-- START OF INPUT DATA --

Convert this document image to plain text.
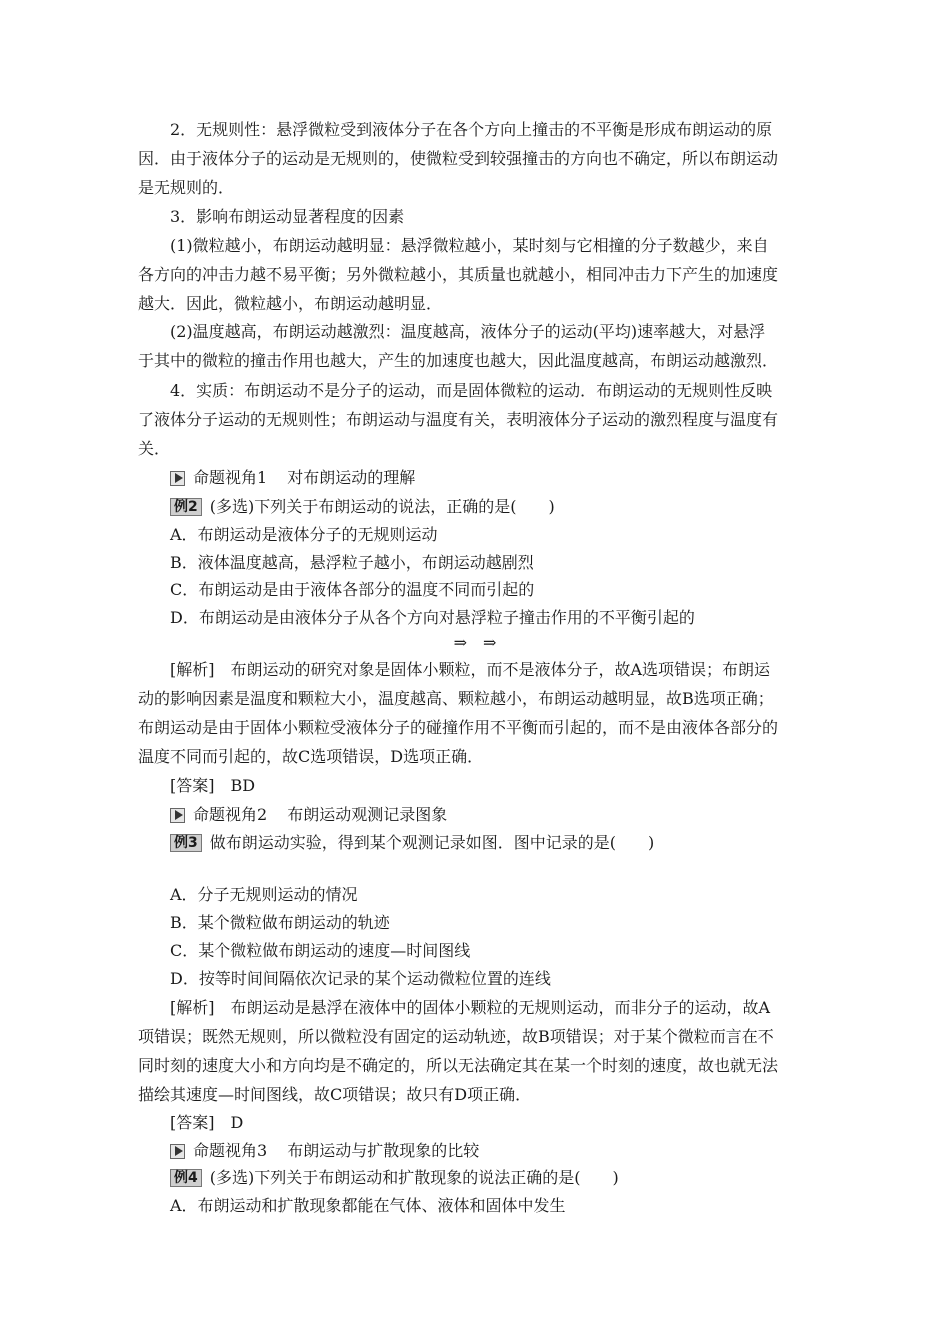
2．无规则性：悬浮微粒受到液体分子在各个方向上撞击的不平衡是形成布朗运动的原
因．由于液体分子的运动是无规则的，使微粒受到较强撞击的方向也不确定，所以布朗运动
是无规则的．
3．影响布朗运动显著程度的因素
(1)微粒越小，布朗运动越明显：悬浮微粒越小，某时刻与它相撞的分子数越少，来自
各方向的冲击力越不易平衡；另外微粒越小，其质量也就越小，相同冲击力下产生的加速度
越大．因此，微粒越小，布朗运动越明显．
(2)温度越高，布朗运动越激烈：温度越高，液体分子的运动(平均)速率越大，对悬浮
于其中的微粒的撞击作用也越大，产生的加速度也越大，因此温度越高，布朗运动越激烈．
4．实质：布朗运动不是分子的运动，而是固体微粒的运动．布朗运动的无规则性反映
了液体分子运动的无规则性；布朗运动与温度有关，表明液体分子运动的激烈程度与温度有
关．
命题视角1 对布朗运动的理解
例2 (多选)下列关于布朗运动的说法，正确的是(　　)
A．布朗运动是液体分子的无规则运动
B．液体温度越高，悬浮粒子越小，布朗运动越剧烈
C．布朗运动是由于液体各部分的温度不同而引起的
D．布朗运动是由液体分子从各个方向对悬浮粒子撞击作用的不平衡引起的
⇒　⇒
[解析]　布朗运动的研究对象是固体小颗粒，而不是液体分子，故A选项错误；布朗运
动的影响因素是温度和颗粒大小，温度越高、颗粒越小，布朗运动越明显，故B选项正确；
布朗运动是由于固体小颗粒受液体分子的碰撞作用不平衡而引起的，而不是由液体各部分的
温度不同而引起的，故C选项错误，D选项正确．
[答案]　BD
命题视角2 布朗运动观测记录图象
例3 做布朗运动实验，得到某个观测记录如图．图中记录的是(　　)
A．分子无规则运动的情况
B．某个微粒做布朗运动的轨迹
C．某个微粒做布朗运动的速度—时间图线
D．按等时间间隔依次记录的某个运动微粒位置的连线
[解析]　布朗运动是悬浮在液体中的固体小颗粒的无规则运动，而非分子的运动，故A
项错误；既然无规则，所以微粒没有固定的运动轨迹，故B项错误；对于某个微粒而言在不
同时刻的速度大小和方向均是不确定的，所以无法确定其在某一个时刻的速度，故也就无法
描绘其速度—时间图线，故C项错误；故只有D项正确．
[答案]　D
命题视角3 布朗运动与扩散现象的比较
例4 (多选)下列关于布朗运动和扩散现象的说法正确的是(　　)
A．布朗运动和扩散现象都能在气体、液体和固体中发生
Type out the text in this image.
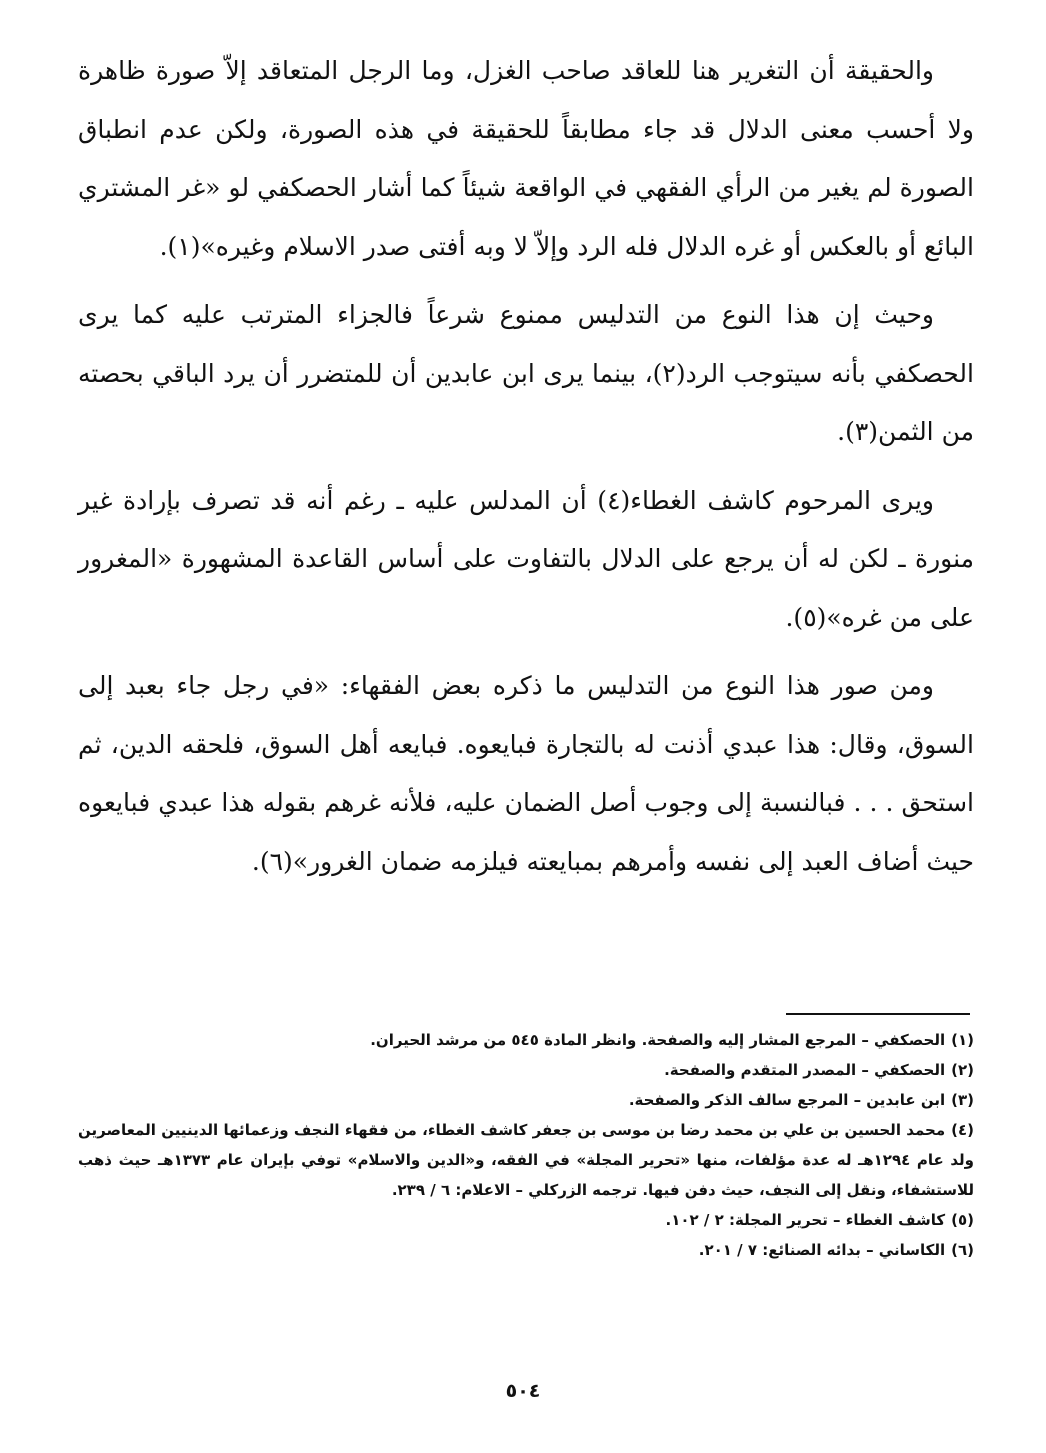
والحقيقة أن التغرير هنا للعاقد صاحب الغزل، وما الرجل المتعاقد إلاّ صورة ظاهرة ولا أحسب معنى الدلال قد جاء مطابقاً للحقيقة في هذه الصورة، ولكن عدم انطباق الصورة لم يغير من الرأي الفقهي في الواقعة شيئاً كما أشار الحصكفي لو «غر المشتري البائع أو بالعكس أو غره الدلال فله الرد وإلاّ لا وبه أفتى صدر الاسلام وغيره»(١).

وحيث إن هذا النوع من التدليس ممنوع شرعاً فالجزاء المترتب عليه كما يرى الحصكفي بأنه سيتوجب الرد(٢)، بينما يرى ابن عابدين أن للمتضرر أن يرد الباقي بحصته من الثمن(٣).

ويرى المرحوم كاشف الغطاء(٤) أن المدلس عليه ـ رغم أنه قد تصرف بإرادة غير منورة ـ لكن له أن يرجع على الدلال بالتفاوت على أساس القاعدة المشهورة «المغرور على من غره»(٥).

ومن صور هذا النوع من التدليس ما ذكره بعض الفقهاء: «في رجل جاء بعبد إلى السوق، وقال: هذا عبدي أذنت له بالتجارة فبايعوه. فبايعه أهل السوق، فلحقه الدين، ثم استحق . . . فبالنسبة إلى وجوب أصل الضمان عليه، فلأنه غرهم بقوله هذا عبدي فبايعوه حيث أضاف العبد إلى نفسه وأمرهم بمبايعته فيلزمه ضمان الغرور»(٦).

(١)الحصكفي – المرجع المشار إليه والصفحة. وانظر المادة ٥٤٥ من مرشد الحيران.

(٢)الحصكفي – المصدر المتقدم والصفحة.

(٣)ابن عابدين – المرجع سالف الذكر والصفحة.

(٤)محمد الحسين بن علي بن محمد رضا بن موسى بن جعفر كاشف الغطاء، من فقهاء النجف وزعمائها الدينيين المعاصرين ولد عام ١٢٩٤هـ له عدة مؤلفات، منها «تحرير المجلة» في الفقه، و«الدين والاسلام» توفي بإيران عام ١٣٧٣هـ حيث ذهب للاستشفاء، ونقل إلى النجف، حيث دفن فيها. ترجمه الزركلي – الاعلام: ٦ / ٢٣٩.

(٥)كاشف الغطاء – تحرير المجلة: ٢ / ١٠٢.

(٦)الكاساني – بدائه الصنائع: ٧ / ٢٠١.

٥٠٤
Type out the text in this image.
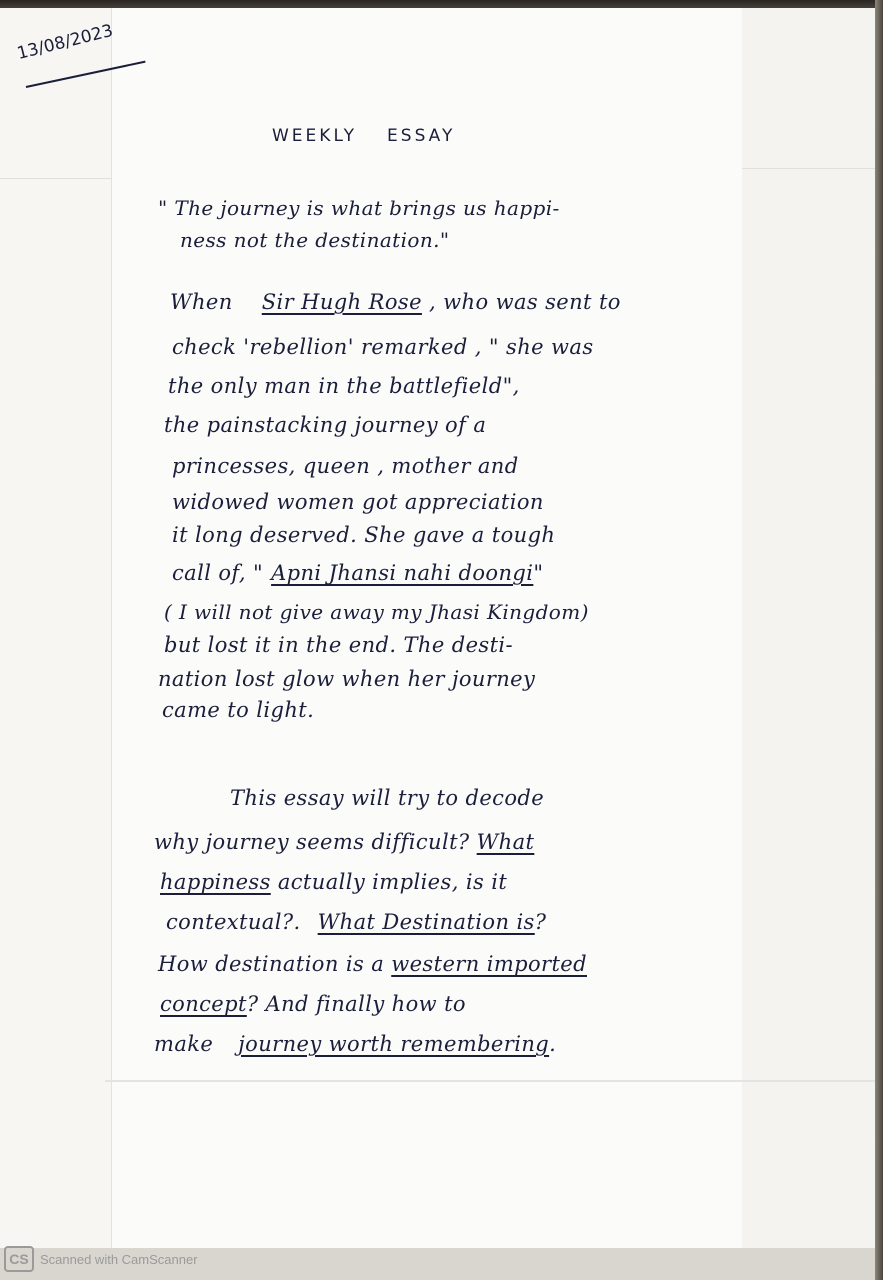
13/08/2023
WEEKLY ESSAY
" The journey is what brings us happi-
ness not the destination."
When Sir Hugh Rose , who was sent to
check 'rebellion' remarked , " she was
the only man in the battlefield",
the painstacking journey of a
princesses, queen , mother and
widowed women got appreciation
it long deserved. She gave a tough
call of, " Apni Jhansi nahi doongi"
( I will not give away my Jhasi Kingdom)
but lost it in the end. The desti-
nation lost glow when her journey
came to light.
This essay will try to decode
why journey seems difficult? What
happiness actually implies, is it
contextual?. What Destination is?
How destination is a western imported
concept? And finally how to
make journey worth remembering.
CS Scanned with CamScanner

-- END OF INPUT DATA --

→ **WHAT IS NEEDED**
Locate each line with the word "时间图线" and copy it.

→ **RESPONSE TO THIS EXERCISE**
C．某个微粒做布朗运动的速度—时间图线
描绘其速度—时间图线，故C项错误；故只有D项正确．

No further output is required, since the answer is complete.